#### SET PROBLEM
Below are some records. Copy every line in them that holds "arrow".

[start of LISTED RECORDS]

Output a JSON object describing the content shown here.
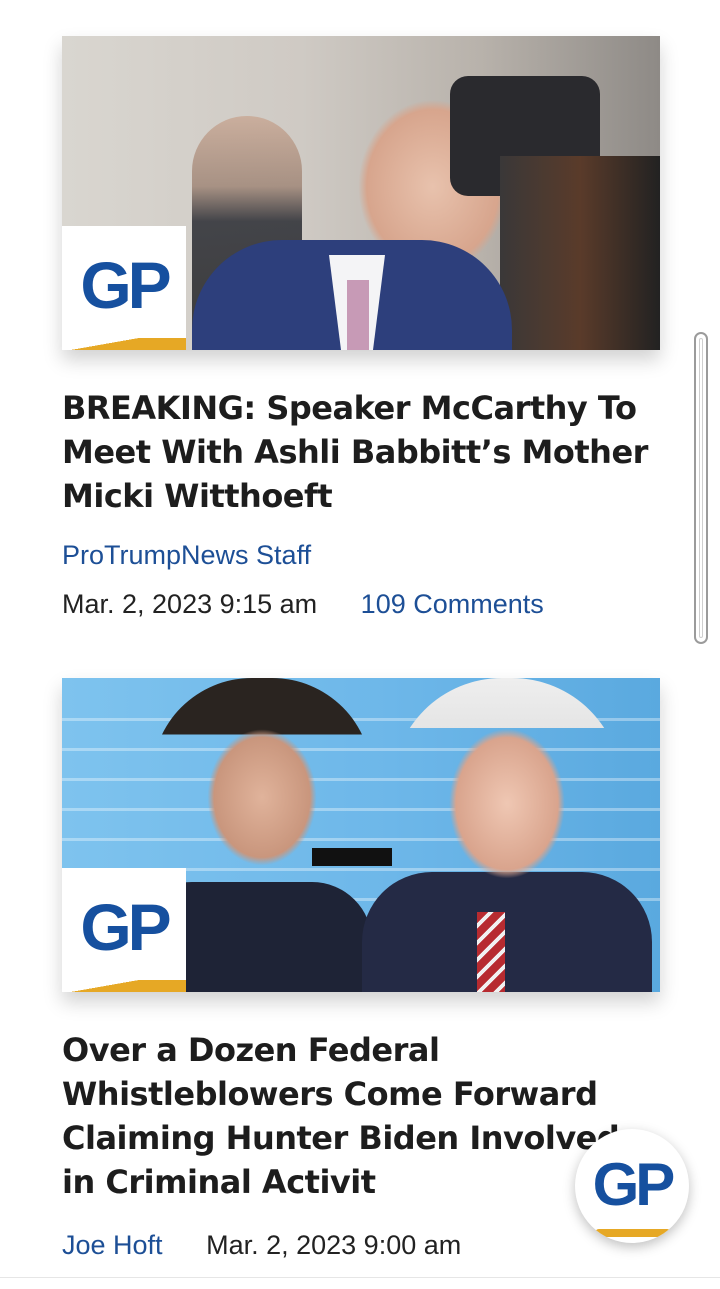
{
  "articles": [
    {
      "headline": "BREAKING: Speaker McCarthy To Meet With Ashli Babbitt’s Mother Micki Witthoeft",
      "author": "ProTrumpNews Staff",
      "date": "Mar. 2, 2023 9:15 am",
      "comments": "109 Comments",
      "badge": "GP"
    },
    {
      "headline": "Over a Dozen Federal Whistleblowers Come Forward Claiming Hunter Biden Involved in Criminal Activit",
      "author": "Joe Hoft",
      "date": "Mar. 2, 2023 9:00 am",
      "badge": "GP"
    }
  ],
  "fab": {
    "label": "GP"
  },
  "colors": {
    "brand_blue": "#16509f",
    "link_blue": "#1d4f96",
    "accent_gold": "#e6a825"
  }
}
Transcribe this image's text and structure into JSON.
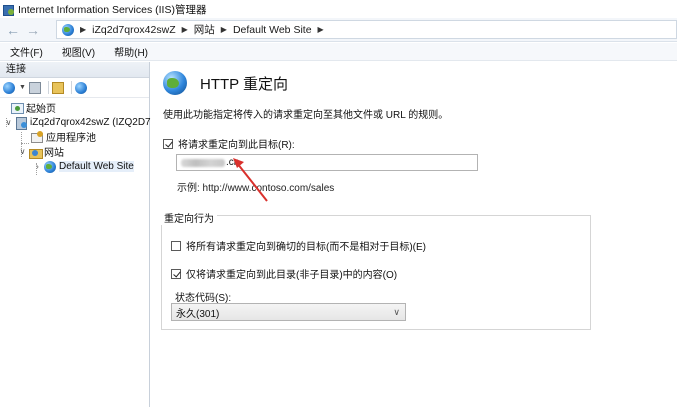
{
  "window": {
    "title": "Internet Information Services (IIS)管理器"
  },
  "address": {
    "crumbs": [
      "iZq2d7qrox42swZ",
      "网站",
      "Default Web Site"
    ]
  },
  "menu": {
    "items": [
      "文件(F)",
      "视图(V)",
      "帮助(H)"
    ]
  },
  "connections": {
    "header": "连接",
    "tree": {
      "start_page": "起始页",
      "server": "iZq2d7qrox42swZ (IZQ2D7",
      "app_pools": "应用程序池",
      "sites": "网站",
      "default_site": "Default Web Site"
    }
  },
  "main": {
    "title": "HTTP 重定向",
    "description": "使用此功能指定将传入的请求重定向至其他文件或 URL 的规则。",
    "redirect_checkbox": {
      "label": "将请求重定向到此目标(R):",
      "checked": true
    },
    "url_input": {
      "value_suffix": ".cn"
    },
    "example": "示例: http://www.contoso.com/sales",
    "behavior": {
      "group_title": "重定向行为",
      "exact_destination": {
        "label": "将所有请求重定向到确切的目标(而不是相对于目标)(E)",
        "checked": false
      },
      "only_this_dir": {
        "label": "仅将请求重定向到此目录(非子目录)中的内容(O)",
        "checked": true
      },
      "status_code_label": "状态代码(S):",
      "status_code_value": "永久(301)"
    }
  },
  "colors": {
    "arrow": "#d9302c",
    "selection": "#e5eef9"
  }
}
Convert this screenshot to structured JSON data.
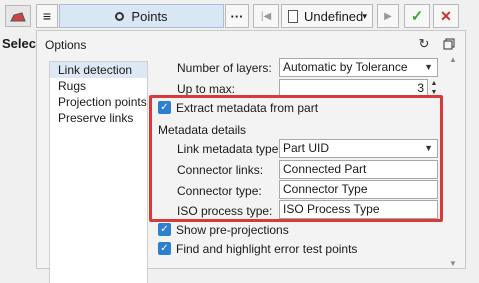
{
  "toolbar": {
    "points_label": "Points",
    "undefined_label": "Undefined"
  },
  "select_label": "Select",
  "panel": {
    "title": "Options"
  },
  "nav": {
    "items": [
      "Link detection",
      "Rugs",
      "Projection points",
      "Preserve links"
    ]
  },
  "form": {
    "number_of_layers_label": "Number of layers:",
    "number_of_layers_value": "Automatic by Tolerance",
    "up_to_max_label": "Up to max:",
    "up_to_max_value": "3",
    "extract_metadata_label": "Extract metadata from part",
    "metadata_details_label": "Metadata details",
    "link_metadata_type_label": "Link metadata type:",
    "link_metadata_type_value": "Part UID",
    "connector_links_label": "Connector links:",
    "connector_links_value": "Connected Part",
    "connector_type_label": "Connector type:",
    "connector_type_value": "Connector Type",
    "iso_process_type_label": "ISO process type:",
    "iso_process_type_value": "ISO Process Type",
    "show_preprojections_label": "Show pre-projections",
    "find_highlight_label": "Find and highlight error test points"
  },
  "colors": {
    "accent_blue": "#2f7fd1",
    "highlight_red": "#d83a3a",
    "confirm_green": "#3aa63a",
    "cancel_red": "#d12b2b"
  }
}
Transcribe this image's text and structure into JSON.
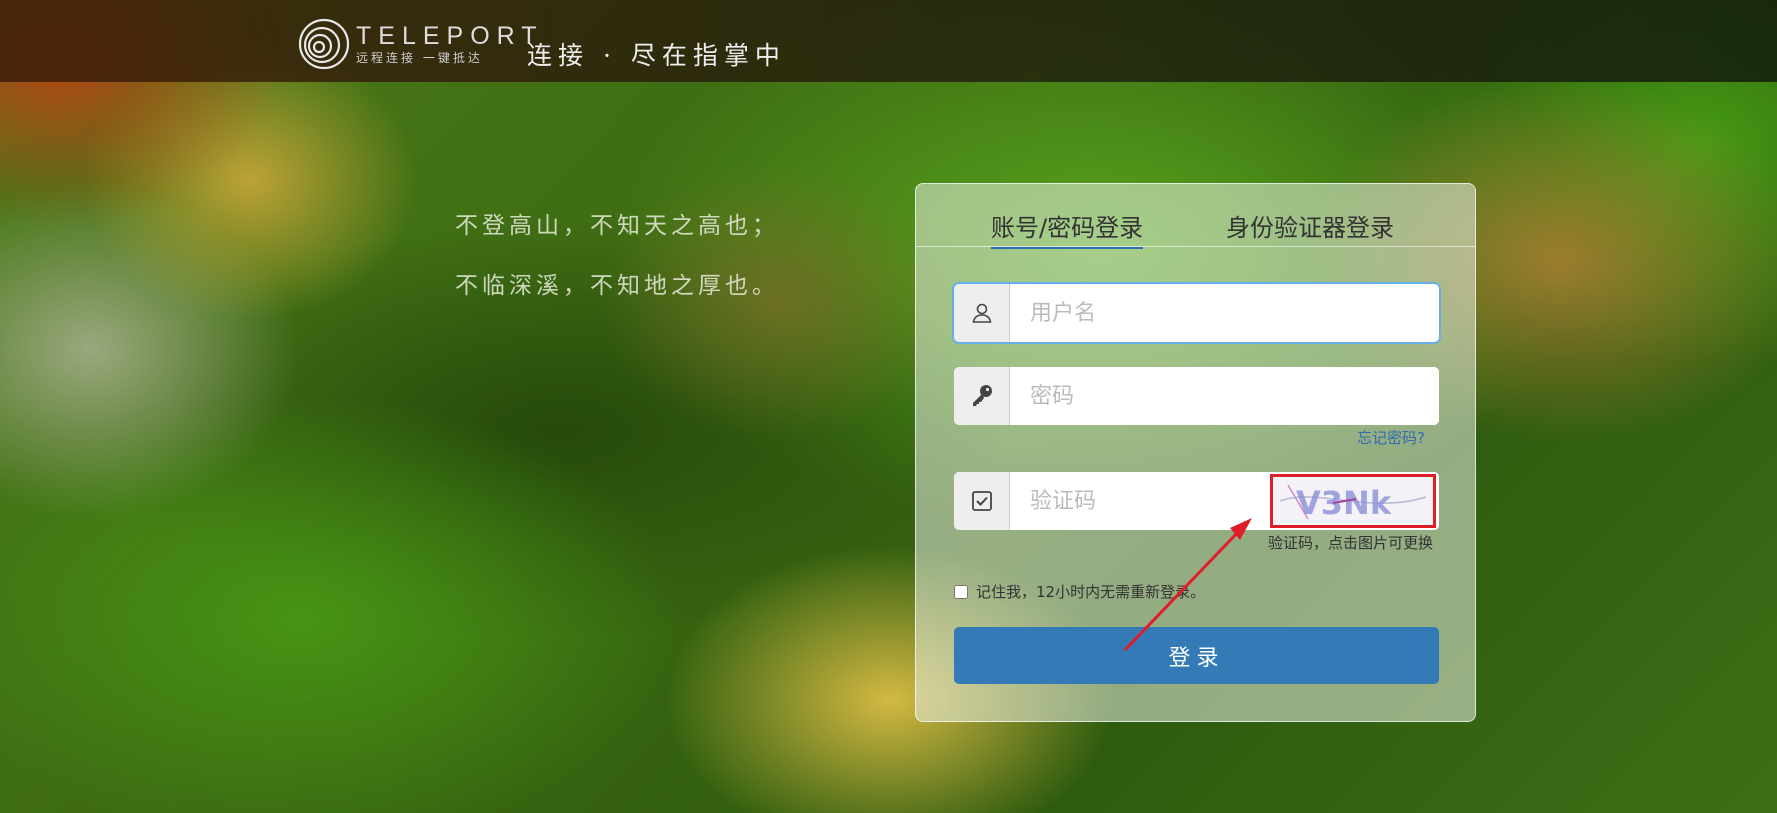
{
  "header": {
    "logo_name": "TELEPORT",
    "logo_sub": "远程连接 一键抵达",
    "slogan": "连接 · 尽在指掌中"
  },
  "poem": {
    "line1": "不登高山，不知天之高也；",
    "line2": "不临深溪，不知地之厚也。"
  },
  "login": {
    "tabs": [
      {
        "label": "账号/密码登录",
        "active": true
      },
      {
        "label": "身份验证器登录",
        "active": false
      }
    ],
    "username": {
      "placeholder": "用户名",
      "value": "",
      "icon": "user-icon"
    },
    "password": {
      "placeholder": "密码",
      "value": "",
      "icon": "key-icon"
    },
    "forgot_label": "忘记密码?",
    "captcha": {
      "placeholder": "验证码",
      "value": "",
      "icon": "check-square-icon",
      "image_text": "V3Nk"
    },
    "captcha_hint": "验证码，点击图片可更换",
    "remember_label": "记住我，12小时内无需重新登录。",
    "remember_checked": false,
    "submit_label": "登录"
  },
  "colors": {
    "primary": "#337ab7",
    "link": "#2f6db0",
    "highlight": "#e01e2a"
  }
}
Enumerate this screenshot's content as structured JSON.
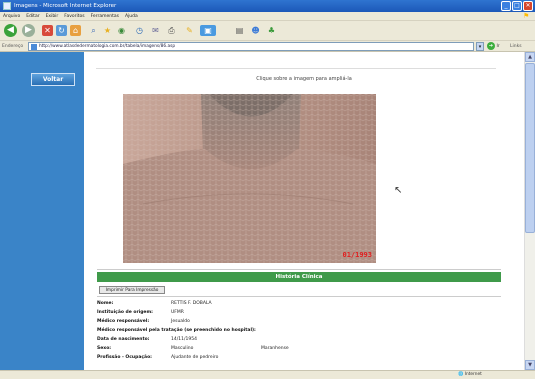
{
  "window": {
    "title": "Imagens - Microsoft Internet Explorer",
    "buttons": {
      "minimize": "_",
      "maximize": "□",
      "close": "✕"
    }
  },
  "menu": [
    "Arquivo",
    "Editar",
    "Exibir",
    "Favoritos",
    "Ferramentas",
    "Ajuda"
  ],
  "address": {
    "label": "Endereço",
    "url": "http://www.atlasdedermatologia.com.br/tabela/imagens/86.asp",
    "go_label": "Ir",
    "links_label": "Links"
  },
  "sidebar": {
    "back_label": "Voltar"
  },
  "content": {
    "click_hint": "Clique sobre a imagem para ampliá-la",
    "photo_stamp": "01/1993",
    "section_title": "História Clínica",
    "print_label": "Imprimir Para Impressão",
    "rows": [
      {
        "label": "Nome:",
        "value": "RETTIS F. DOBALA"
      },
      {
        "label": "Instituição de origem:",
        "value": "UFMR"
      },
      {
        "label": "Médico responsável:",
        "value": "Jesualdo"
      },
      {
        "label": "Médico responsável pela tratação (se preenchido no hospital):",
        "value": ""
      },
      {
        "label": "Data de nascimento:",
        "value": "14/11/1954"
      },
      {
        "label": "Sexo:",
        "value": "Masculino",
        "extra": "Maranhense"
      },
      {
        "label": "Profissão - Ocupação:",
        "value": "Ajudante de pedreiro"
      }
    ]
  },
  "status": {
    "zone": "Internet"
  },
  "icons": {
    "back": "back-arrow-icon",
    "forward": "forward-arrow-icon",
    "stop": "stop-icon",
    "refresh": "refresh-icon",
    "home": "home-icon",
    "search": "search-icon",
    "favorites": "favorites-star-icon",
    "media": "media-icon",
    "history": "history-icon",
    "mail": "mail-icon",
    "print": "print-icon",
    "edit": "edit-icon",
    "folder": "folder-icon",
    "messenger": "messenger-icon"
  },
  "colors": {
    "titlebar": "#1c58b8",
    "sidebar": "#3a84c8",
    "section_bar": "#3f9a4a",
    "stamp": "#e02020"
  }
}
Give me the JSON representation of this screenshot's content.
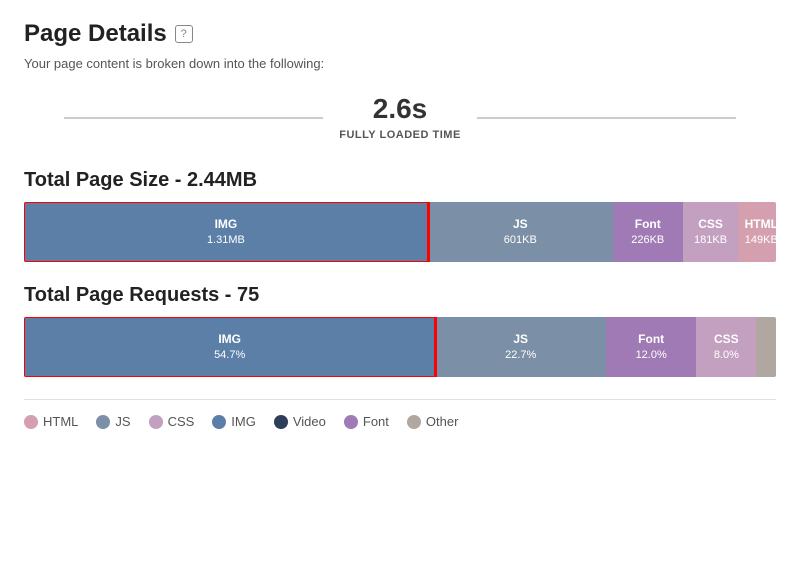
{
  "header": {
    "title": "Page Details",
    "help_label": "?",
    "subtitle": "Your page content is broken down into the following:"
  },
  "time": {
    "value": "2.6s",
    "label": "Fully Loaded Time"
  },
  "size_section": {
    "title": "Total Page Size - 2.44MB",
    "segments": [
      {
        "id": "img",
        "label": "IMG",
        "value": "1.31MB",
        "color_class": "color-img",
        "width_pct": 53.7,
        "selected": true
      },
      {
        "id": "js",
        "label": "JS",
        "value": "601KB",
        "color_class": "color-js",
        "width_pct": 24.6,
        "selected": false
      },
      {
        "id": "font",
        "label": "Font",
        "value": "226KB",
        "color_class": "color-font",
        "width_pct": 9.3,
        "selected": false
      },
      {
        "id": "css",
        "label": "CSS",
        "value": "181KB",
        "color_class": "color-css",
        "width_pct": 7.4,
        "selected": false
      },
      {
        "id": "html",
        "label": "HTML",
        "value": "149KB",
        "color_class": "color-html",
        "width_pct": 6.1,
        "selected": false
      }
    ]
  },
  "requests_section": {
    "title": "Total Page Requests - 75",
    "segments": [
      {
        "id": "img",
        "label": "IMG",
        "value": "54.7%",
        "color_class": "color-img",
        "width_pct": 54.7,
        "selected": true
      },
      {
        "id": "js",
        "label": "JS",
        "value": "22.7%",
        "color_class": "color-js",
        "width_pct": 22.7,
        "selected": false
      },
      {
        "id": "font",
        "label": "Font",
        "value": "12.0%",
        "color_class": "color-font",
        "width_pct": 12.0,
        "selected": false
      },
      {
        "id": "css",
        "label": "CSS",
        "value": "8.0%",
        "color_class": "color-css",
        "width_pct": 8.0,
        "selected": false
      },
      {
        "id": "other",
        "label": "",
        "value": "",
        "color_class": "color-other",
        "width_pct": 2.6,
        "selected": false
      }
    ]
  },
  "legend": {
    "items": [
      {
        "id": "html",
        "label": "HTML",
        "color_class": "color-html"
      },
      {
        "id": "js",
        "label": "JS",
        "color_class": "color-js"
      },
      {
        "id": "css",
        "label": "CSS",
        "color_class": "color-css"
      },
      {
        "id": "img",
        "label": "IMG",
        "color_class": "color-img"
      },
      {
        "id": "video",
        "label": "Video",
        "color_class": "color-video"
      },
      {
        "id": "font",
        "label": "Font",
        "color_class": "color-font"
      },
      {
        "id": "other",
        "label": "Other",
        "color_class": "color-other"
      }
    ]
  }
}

[end of LISTED RECORDS]

#### EXPECTED ANSWER
    "arrow": "#d9302c",
    "back": "back-arrow-icon",
    "forward": "forward-arrow-icon",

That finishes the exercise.